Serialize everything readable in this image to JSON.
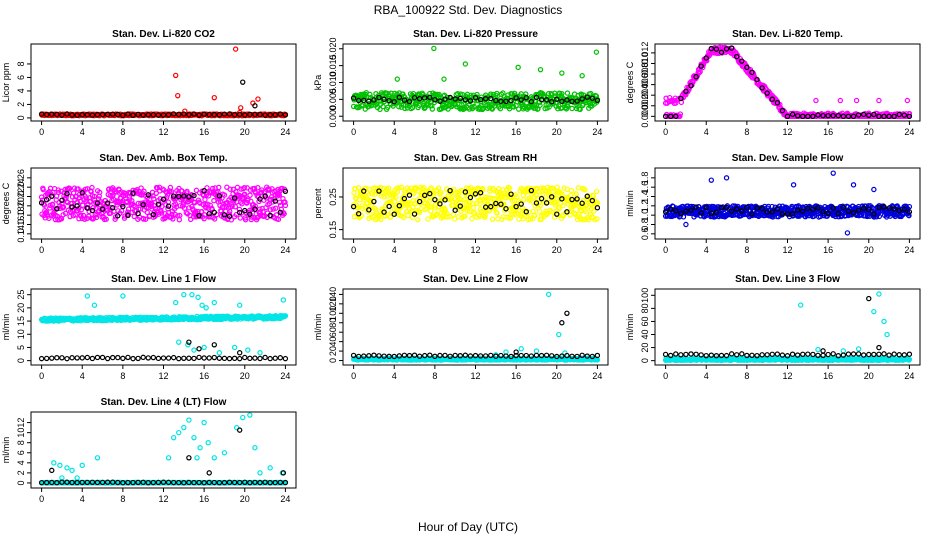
{
  "figure": {
    "title": "RBA_100922  Std. Dev. Diagnostics",
    "xlabel": "Hour of Day (UTC)"
  },
  "chart_data": [
    {
      "id": "co2",
      "type": "scatter",
      "title": "Stan. Dev. Li-820 CO2",
      "xlabel": "Hour of Day (UTC)",
      "ylabel": "Licor ppm",
      "xlim": [
        0,
        24
      ],
      "ylim": [
        0,
        10.5
      ],
      "xticks": [
        0,
        4,
        8,
        12,
        16,
        20,
        24
      ],
      "yticks": [
        0,
        2,
        4,
        6,
        8
      ],
      "ytick_labels": [
        "0",
        "2",
        "4",
        "6",
        "8"
      ],
      "series": [
        {
          "name": "detail",
          "color": "#ff0000",
          "kind": "cloud",
          "base": 0.45,
          "jitter": 0.12,
          "step": 0.05,
          "extra": [
            [
              13.2,
              6.3
            ],
            [
              13.4,
              3.3
            ],
            [
              17.0,
              3.0
            ],
            [
              19.1,
              10.2
            ],
            [
              19.6,
              1.5
            ],
            [
              19.5,
              0.8
            ],
            [
              20.8,
              2.2
            ],
            [
              21.3,
              2.8
            ],
            [
              14.1,
              1.0
            ]
          ]
        },
        {
          "name": "hourly",
          "color": "#000000",
          "kind": "line",
          "base": 0.5,
          "jitter": 0.1,
          "step": 0.5,
          "extra": [
            [
              19.8,
              5.3
            ],
            [
              21.0,
              1.8
            ]
          ]
        }
      ]
    },
    {
      "id": "pressure",
      "type": "scatter",
      "title": "Stan. Dev. Li-820 Pressure",
      "xlabel": "Hour of Day (UTC)",
      "ylabel": "kPa",
      "xlim": [
        0,
        24
      ],
      "ylim": [
        -0.0005,
        0.0205
      ],
      "xticks": [
        0,
        4,
        8,
        12,
        16,
        20,
        24
      ],
      "yticks": [
        0,
        0.005,
        0.01,
        0.015,
        0.02
      ],
      "ytick_labels": [
        "0.000",
        "0.005",
        "0.010",
        "0.015",
        "0.020"
      ],
      "series": [
        {
          "name": "detail",
          "color": "#00c000",
          "kind": "cloud",
          "base": 0.0045,
          "jitter": 0.0025,
          "step": 0.05,
          "extra": [
            [
              7.9,
              0.0201
            ],
            [
              23.9,
              0.019
            ],
            [
              11.0,
              0.0155
            ],
            [
              16.2,
              0.0145
            ],
            [
              18.4,
              0.0138
            ],
            [
              20.5,
              0.0128
            ],
            [
              22.5,
              0.012
            ],
            [
              8.9,
              0.011
            ],
            [
              4.3,
              0.011
            ]
          ]
        },
        {
          "name": "hourly",
          "color": "#000000",
          "kind": "line",
          "base": 0.005,
          "jitter": 0.0007,
          "step": 0.5,
          "extra": []
        }
      ]
    },
    {
      "id": "temp",
      "type": "scatter",
      "title": "Stan. Dev. Li-820 Temp.",
      "xlabel": "Hour of Day (UTC)",
      "ylabel": "degrees C",
      "xlim": [
        0,
        24
      ],
      "ylim": [
        -0.0003,
        0.0131
      ],
      "xticks": [
        0,
        4,
        8,
        12,
        16,
        20,
        24
      ],
      "yticks": [
        0,
        0.002,
        0.004,
        0.006,
        0.008,
        0.01,
        0.012
      ],
      "ytick_labels": [
        "0.000",
        "0.002",
        "0.004",
        "0.006",
        "0.008",
        "0.010",
        "0.012"
      ],
      "series": [
        {
          "name": "detail",
          "color": "#ff00ff",
          "kind": "temp",
          "base": 0.0,
          "jitter": 0.0006,
          "step": 0.05,
          "extra": [
            [
              14.8,
              0.003
            ],
            [
              17.2,
              0.003
            ],
            [
              18.8,
              0.003
            ],
            [
              21.0,
              0.003
            ],
            [
              23.8,
              0.003
            ]
          ]
        },
        {
          "name": "hourly",
          "color": "#000000",
          "kind": "temp",
          "base": 0.0,
          "jitter": 0.0004,
          "step": 0.5,
          "extra": []
        }
      ]
    },
    {
      "id": "ambbox",
      "type": "scatter",
      "title": "Stan. Dev. Amb. Box Temp.",
      "xlabel": "Hour of Day (UTC)",
      "ylabel": "degrees C",
      "xlim": [
        0,
        24
      ],
      "ylim": [
        0.135,
        0.275
      ],
      "xticks": [
        0,
        4,
        8,
        12,
        16,
        20,
        24
      ],
      "yticks": [
        0.14,
        0.16,
        0.18,
        0.2,
        0.22,
        0.24,
        0.26
      ],
      "ytick_labels": [
        "0.14",
        "0.16",
        "0.18",
        "0.20",
        "0.22",
        "0.24",
        "0.26"
      ],
      "series": [
        {
          "name": "detail",
          "color": "#ff00ff",
          "kind": "cloud",
          "base": 0.205,
          "jitter": 0.035,
          "step": 0.04,
          "extra": []
        },
        {
          "name": "hourly",
          "color": "#000000",
          "kind": "line",
          "base": 0.205,
          "jitter": 0.028,
          "step": 0.5,
          "extra": []
        }
      ]
    },
    {
      "id": "gasrh",
      "type": "scatter",
      "title": "Stan. Dev. Gas Stream RH",
      "xlabel": "Hour of Day (UTC)",
      "ylabel": "percent",
      "xlim": [
        0,
        24
      ],
      "ylim": [
        0.13,
        0.33
      ],
      "xticks": [
        0,
        4,
        8,
        12,
        16,
        20,
        24
      ],
      "yticks": [
        0.15,
        0.25
      ],
      "ytick_labels": [
        "0.15",
        "0.25"
      ],
      "series": [
        {
          "name": "detail",
          "color": "#ffff00",
          "kind": "cloud",
          "base": 0.23,
          "jitter": 0.05,
          "step": 0.04,
          "extra": []
        },
        {
          "name": "hourly",
          "color": "#000000",
          "kind": "line",
          "base": 0.23,
          "jitter": 0.04,
          "step": 0.5,
          "extra": []
        }
      ]
    },
    {
      "id": "sampleflow",
      "type": "scatter",
      "title": "Stan. Dev. Sample Flow",
      "xlabel": "Hour of Day (UTC)",
      "ylabel": "ml/min",
      "xlim": [
        0,
        24
      ],
      "ylim": [
        0.55,
        1.95
      ],
      "xticks": [
        0,
        4,
        8,
        12,
        16,
        20,
        24
      ],
      "yticks": [
        0.6,
        0.8,
        1.0,
        1.2,
        1.4,
        1.6,
        1.8
      ],
      "ytick_labels": [
        "0.6",
        "0.8",
        "1.0",
        "1.2",
        "1.4",
        "1.6",
        "1.8"
      ],
      "series": [
        {
          "name": "detail",
          "color": "#0000dd",
          "kind": "cloud",
          "base": 1.08,
          "jitter": 0.12,
          "step": 0.04,
          "extra": [
            [
              4.5,
              1.75
            ],
            [
              6.0,
              1.8
            ],
            [
              12.6,
              1.65
            ],
            [
              16.5,
              1.9
            ],
            [
              18.5,
              1.65
            ],
            [
              20.5,
              1.55
            ],
            [
              17.9,
              0.62
            ],
            [
              2.0,
              0.8
            ]
          ]
        },
        {
          "name": "hourly",
          "color": "#000000",
          "kind": "line",
          "base": 1.1,
          "jitter": 0.08,
          "step": 0.5,
          "extra": []
        }
      ]
    },
    {
      "id": "line1",
      "type": "scatter",
      "title": "Stan. Dev. Line 1 Flow",
      "xlabel": "Hour of Day (UTC)",
      "ylabel": "ml/min",
      "xlim": [
        0,
        24
      ],
      "ylim": [
        -0.5,
        26
      ],
      "xticks": [
        0,
        4,
        8,
        12,
        16,
        20,
        24
      ],
      "yticks": [
        0,
        5,
        10,
        15,
        20,
        25
      ],
      "ytick_labels": [
        "0",
        "5",
        "10",
        "15",
        "20",
        "25"
      ],
      "series": [
        {
          "name": "detail",
          "color": "#00e5e5",
          "kind": "band",
          "base": 15.5,
          "jitter": 0.6,
          "step": 0.05,
          "extra": [
            [
              4.5,
              24.5
            ],
            [
              8.0,
              24.5
            ],
            [
              13.2,
              22.0
            ],
            [
              14.0,
              25.0
            ],
            [
              14.8,
              25.0
            ],
            [
              15.4,
              24.0
            ],
            [
              15.8,
              21.0
            ],
            [
              16.2,
              20.0
            ],
            [
              17.0,
              22.0
            ],
            [
              19.5,
              21.0
            ],
            [
              23.8,
              23.0
            ],
            [
              5.2,
              21.0
            ],
            [
              14.4,
              6.0
            ],
            [
              15.0,
              4.0
            ],
            [
              16.0,
              5.0
            ],
            [
              19.0,
              5.0
            ],
            [
              20.3,
              4.0
            ],
            [
              13.5,
              7.0
            ],
            [
              17.5,
              3.0
            ],
            [
              21.5,
              3.0
            ]
          ]
        },
        {
          "name": "hourly",
          "color": "#000000",
          "kind": "line",
          "base": 1.0,
          "jitter": 0.25,
          "step": 0.5,
          "extra": [
            [
              14.5,
              7.0
            ],
            [
              15.5,
              4.5
            ],
            [
              17.0,
              6.0
            ],
            [
              19.5,
              3.0
            ]
          ]
        }
      ]
    },
    {
      "id": "line2",
      "type": "scatter",
      "title": "Stan. Dev. Line 2 Flow",
      "xlabel": "Hour of Day (UTC)",
      "ylabel": "ml/min",
      "xlim": [
        0,
        24
      ],
      "ylim": [
        -3,
        145
      ],
      "xticks": [
        0,
        4,
        8,
        12,
        16,
        20,
        24
      ],
      "yticks": [
        0,
        20,
        40,
        60,
        80,
        100,
        120,
        140
      ],
      "ytick_labels": [
        "0",
        "20",
        "40",
        "60",
        "80",
        "100",
        "120",
        "140"
      ],
      "series": [
        {
          "name": "detail",
          "color": "#00e5e5",
          "kind": "cloud",
          "base": 3.0,
          "jitter": 2.0,
          "step": 0.05,
          "extra": [
            [
              19.2,
              140
            ],
            [
              20.2,
              55
            ],
            [
              15.0,
              18
            ],
            [
              16.5,
              25
            ],
            [
              18.0,
              20
            ],
            [
              20.8,
              16
            ],
            [
              14.0,
              12
            ]
          ]
        },
        {
          "name": "hourly",
          "color": "#000000",
          "kind": "line",
          "base": 10.0,
          "jitter": 1.5,
          "step": 0.5,
          "extra": [
            [
              20.5,
              80
            ],
            [
              21.0,
              100
            ],
            [
              16.0,
              18
            ]
          ]
        }
      ]
    },
    {
      "id": "line3",
      "type": "scatter",
      "title": "Stan. Dev. Line 3 Flow",
      "xlabel": "Hour of Day (UTC)",
      "ylabel": "ml/min",
      "xlim": [
        0,
        24
      ],
      "ylim": [
        -2,
        105
      ],
      "xticks": [
        0,
        4,
        8,
        12,
        16,
        20,
        24
      ],
      "yticks": [
        0,
        20,
        40,
        60,
        80,
        100
      ],
      "ytick_labels": [
        "0",
        "20",
        "40",
        "60",
        "80",
        "100"
      ],
      "series": [
        {
          "name": "detail",
          "color": "#00e5e5",
          "kind": "cloud",
          "base": 2.0,
          "jitter": 1.5,
          "step": 0.05,
          "extra": [
            [
              13.3,
              85
            ],
            [
              21.0,
              102
            ],
            [
              21.5,
              60
            ],
            [
              21.8,
              40
            ],
            [
              20.5,
              75
            ],
            [
              15.0,
              17
            ],
            [
              17.5,
              15
            ],
            [
              19.0,
              18
            ]
          ]
        },
        {
          "name": "hourly",
          "color": "#000000",
          "kind": "line",
          "base": 9.0,
          "jitter": 1.5,
          "step": 0.5,
          "extra": [
            [
              20.0,
              95
            ],
            [
              21.0,
              20
            ],
            [
              15.5,
              15
            ]
          ]
        }
      ]
    },
    {
      "id": "line4",
      "type": "scatter",
      "title": "Stan. Dev. Line 4 (LT) Flow",
      "xlabel": "Hour of Day (UTC)",
      "ylabel": "ml/min",
      "xlim": [
        0,
        24
      ],
      "ylim": [
        -0.4,
        13.5
      ],
      "xticks": [
        0,
        4,
        8,
        12,
        16,
        20,
        24
      ],
      "yticks": [
        0,
        2,
        4,
        6,
        8,
        10,
        12
      ],
      "ytick_labels": [
        "0",
        "2",
        "4",
        "6",
        "8",
        "10",
        "12"
      ],
      "series": [
        {
          "name": "detail",
          "color": "#00e5e5",
          "kind": "lt",
          "base": 0.05,
          "jitter": 0.05,
          "step": 0.05,
          "extra": [
            [
              1.2,
              4.0
            ],
            [
              1.8,
              3.5
            ],
            [
              2.5,
              3.0
            ],
            [
              3.0,
              2.5
            ],
            [
              4.0,
              3.5
            ],
            [
              5.5,
              5.0
            ],
            [
              12.5,
              5.0
            ],
            [
              13.0,
              9.0
            ],
            [
              13.5,
              10.0
            ],
            [
              14.0,
              11.0
            ],
            [
              14.5,
              12.5
            ],
            [
              15.0,
              9.0
            ],
            [
              15.3,
              5.0
            ],
            [
              15.6,
              7.0
            ],
            [
              16.0,
              12.0
            ],
            [
              16.4,
              8.0
            ],
            [
              17.0,
              5.0
            ],
            [
              18.0,
              6.0
            ],
            [
              19.2,
              11.0
            ],
            [
              19.8,
              13.0
            ],
            [
              20.5,
              13.5
            ],
            [
              21.0,
              7.0
            ],
            [
              21.5,
              2.0
            ],
            [
              22.5,
              3.0
            ],
            [
              23.7,
              2.0
            ],
            [
              2.0,
              1.0
            ],
            [
              3.5,
              1.0
            ]
          ]
        },
        {
          "name": "hourly",
          "color": "#000000",
          "kind": "line",
          "base": 0.1,
          "jitter": 0.05,
          "step": 0.5,
          "extra": [
            [
              1.0,
              2.5
            ],
            [
              14.5,
              5.0
            ],
            [
              16.5,
              2.0
            ],
            [
              19.5,
              10.5
            ],
            [
              23.8,
              2.0
            ]
          ]
        }
      ]
    }
  ]
}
=======
* **Required work**
From the data above, show each line that contains "title".

* **Answer in full**
    "title": "RBA_100922  Std. Dev. Diagnostics",
      "title": "Stan. Dev. Li-820 CO2",
      "title": "Stan. Dev. Li-820 Pressure",
      "title": "Stan. Dev. Li-820 Temp.",
      "title": "Stan. Dev. Amb. Box Temp.",
      "title": "Stan. Dev. Gas Stream RH",
      "title": "Stan. Dev. Sample Flow",
      "title": "Stan. Dev. Line 1 Flow",
      "title": "Stan. Dev. Line 2 Flow",
      "title": "Stan. Dev. Line 3 Flow",
      "title": "Stan. Dev. Line 4 (LT) Flow",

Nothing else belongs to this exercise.